**ENTRIES PROVIDED:**
----

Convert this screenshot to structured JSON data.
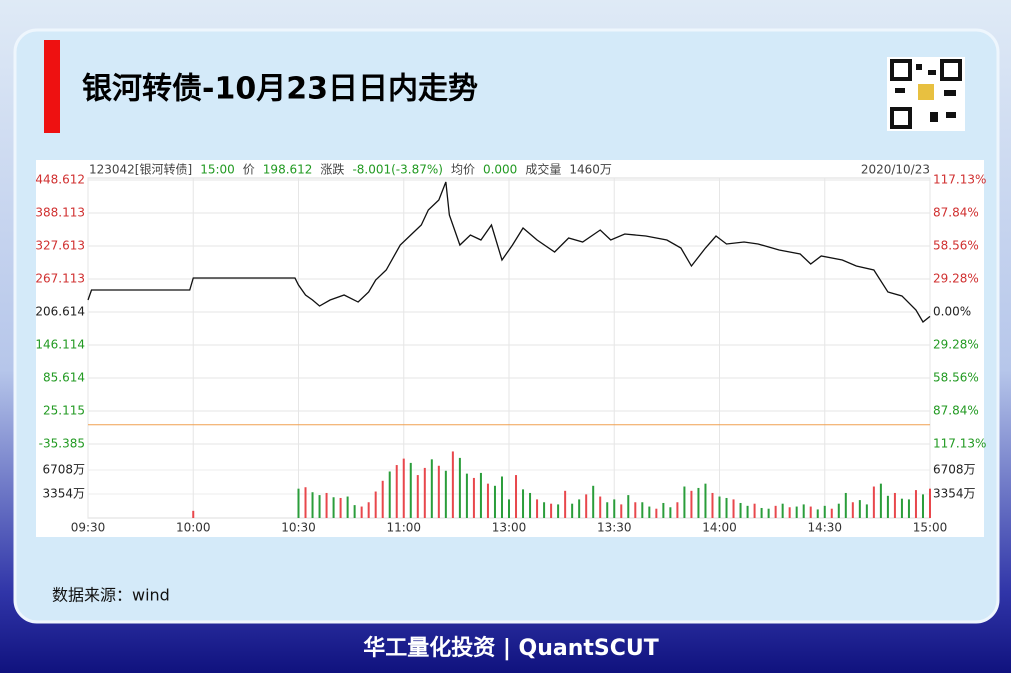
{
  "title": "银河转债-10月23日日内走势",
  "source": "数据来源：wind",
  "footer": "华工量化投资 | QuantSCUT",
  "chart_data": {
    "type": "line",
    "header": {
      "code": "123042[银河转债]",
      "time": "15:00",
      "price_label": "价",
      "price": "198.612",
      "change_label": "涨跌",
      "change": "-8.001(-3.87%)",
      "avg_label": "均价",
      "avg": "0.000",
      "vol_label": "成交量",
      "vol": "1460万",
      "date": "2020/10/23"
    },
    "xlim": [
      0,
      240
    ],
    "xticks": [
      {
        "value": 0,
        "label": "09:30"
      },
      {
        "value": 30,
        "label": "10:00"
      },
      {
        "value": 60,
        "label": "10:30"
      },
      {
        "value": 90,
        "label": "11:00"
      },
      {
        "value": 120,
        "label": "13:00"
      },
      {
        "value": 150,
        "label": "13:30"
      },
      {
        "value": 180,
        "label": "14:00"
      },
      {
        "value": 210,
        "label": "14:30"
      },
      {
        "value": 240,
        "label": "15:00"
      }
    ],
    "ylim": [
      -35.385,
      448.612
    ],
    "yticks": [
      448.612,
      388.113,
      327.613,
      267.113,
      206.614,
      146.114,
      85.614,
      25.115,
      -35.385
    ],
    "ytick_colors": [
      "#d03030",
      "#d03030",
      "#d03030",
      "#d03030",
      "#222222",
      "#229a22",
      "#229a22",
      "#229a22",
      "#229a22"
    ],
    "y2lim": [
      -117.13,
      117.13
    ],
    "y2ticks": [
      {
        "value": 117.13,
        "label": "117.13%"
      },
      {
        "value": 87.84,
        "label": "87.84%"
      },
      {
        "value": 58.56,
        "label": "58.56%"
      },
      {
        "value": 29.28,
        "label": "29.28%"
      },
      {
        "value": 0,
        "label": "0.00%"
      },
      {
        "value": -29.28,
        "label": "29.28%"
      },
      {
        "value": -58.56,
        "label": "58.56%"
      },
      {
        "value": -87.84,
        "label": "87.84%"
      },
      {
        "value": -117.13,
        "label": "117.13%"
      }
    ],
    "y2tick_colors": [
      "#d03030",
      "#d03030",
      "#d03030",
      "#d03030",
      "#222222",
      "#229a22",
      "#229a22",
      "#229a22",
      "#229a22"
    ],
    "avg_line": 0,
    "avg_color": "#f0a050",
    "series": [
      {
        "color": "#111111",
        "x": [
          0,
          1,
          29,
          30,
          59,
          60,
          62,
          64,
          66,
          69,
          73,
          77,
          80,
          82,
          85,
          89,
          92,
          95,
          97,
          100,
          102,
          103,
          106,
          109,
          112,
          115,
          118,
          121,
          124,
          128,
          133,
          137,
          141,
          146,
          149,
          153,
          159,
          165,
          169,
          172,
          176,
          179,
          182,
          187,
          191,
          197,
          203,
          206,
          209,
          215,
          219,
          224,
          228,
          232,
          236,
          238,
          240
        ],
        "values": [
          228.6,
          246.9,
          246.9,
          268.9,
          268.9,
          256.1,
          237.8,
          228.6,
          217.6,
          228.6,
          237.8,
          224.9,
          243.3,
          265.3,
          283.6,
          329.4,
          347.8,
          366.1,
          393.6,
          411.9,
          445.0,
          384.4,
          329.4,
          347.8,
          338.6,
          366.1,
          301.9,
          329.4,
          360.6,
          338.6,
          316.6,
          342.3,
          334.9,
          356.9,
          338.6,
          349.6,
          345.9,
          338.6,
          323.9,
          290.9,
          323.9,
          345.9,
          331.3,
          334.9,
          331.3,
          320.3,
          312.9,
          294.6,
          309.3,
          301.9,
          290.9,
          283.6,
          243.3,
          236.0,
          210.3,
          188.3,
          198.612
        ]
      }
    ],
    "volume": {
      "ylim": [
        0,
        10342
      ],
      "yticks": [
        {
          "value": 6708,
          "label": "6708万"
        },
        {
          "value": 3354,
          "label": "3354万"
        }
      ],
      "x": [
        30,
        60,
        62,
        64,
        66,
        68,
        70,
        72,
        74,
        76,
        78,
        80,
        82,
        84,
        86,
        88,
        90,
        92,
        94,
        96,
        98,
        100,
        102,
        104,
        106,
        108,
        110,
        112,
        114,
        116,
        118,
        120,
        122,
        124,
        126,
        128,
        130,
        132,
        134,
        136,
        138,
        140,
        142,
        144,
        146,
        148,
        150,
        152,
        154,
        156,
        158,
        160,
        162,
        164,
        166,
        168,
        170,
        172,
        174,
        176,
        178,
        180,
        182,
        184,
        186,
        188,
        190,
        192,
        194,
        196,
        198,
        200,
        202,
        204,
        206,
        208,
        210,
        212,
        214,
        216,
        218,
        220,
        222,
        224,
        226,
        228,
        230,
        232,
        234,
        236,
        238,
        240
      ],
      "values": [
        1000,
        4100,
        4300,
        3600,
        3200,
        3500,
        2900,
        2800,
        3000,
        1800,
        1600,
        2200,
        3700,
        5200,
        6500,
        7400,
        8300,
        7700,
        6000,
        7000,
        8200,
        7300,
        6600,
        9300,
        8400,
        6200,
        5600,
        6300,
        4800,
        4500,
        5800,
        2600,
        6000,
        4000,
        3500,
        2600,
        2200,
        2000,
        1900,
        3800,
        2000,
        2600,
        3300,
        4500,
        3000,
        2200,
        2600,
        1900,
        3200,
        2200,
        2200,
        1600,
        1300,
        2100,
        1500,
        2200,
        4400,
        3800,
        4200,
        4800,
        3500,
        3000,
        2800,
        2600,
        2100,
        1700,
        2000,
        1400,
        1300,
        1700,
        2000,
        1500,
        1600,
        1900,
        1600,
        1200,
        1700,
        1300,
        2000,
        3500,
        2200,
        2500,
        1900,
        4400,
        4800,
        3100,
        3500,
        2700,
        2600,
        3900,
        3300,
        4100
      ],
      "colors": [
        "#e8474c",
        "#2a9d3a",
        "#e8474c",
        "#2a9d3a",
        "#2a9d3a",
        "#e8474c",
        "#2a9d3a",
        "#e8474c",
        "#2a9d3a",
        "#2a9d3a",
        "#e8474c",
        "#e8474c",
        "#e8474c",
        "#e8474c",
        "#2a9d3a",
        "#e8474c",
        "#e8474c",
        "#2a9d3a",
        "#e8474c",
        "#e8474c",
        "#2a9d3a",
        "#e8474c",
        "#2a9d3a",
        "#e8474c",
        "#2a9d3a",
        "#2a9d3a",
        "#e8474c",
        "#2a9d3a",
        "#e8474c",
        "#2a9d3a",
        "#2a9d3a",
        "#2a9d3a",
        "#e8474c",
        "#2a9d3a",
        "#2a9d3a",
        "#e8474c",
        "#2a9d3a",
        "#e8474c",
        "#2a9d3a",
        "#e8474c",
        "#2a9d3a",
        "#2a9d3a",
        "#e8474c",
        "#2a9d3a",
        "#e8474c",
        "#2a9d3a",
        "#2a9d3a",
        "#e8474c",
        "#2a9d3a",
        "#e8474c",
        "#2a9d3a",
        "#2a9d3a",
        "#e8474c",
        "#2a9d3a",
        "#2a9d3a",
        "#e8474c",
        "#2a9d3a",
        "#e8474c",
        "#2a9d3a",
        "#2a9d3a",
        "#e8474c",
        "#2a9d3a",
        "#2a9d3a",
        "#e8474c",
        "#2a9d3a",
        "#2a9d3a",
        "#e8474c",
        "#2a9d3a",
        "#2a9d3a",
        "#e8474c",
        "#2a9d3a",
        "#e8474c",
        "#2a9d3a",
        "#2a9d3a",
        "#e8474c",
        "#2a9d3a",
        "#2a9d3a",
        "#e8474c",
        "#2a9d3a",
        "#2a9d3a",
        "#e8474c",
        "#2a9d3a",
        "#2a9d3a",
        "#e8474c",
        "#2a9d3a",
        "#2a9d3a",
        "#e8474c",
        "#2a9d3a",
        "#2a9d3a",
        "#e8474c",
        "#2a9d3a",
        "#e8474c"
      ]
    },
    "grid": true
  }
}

----

**AIM:**
Examine the data above and state how many of its lines contain the word "银河转债", with no further remarks.

**ANSWER TO THE PROBLEM:**
2